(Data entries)
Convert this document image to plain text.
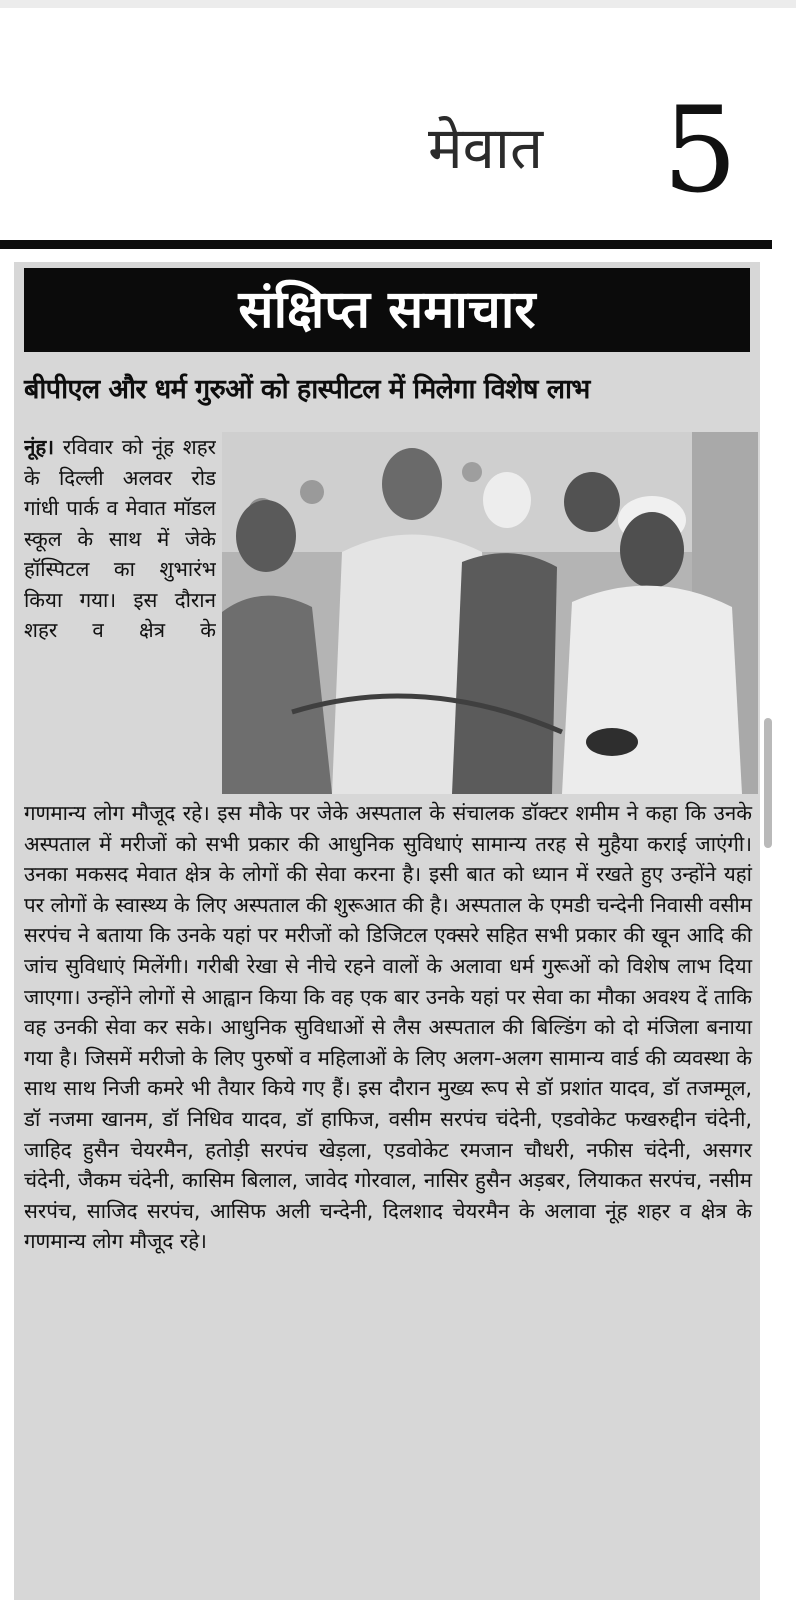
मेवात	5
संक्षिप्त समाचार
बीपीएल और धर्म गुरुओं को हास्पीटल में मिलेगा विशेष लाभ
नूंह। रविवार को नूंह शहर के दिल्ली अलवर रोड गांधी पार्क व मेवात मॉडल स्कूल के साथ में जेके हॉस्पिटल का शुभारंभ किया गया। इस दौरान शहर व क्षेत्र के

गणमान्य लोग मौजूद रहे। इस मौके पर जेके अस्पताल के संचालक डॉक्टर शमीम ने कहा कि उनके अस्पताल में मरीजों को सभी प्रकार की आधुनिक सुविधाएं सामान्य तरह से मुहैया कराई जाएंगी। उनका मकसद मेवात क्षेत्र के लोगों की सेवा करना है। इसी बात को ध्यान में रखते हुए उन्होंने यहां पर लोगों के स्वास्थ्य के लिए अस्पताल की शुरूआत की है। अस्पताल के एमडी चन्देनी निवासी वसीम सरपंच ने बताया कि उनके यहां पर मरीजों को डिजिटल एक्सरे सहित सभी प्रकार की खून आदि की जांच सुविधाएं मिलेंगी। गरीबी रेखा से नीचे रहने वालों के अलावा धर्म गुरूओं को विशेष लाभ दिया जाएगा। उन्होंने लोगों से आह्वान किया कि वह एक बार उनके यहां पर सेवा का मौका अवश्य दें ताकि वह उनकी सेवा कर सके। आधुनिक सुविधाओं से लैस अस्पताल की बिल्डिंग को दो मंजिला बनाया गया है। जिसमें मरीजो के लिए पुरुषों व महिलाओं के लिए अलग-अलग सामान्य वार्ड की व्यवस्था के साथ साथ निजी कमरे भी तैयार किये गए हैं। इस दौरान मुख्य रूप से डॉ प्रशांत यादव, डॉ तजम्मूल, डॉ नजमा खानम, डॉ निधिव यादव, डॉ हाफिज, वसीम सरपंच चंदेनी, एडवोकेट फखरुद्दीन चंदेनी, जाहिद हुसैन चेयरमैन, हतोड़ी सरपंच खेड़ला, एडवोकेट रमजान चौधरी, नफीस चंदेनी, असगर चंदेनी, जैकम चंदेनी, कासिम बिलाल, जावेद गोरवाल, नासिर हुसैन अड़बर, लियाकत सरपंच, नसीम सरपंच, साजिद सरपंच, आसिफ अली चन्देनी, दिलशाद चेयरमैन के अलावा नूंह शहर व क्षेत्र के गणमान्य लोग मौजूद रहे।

— EXERCISE DIRECTIONS —
Output the records above exactly as they are, leaving out the pictures.

— WRITTEN REPLY —
Convert this document image to plain text.
मेवात	5
संक्षिप्त समाचार
बीपीएल और धर्म गुरुओं को हास्पीटल में मिलेगा विशेष लाभ
नूंह। रविवार को नूंह शहर के दिल्ली अलवर रोड गांधी पार्क व मेवात मॉडल स्कूल के साथ में जेके हॉस्पिटल का शुभारंभ किया गया। इस दौरान शहर व क्षेत्र के

गणमान्य लोग मौजूद रहे। इस मौके पर जेके अस्पताल के संचालक डॉक्टर शमीम ने कहा कि उनके अस्पताल में मरीजों को सभी प्रकार की आधुनिक सुविधाएं सामान्य तरह से मुहैया कराई जाएंगी। उनका मकसद मेवात क्षेत्र के लोगों की सेवा करना है। इसी बात को ध्यान में रखते हुए उन्होंने यहां पर लोगों के स्वास्थ्य के लिए अस्पताल की शुरूआत की है। अस्पताल के एमडी चन्देनी निवासी वसीम सरपंच ने बताया कि उनके यहां पर मरीजों को डिजिटल एक्सरे सहित सभी प्रकार की खून आदि की जांच सुविधाएं मिलेंगी। गरीबी रेखा से नीचे रहने वालों के अलावा धर्म गुरूओं को विशेष लाभ दिया जाएगा। उन्होंने लोगों से आह्वान किया कि वह एक बार उनके यहां पर सेवा का मौका अवश्य दें ताकि वह उनकी सेवा कर सके। आधुनिक सुविधाओं से लैस अस्पताल की बिल्डिंग को दो मंजिला बनाया गया है। जिसमें मरीजो के लिए पुरुषों व महिलाओं के लिए अलग-अलग सामान्य वार्ड की व्यवस्था के साथ साथ निजी कमरे भी तैयार किये गए हैं। इस दौरान मुख्य रूप से डॉ प्रशांत यादव, डॉ तजम्मूल, डॉ नजमा खानम, डॉ निधिव यादव, डॉ हाफिज, वसीम सरपंच चंदेनी, एडवोकेट फखरुद्दीन चंदेनी, जाहिद हुसैन चेयरमैन, हतोड़ी सरपंच खेड़ला, एडवोकेट रमजान चौधरी, नफीस चंदेनी, असगर चंदेनी, जैकम चंदेनी, कासिम बिलाल, जावेद गोरवाल, नासिर हुसैन अड़बर, लियाकत सरपंच, नसीम सरपंच, साजिद सरपंच, आसिफ अली चन्देनी, दिलशाद चेयरमैन के अलावा नूंह शहर व क्षेत्र के गणमान्य लोग मौजूद रहे।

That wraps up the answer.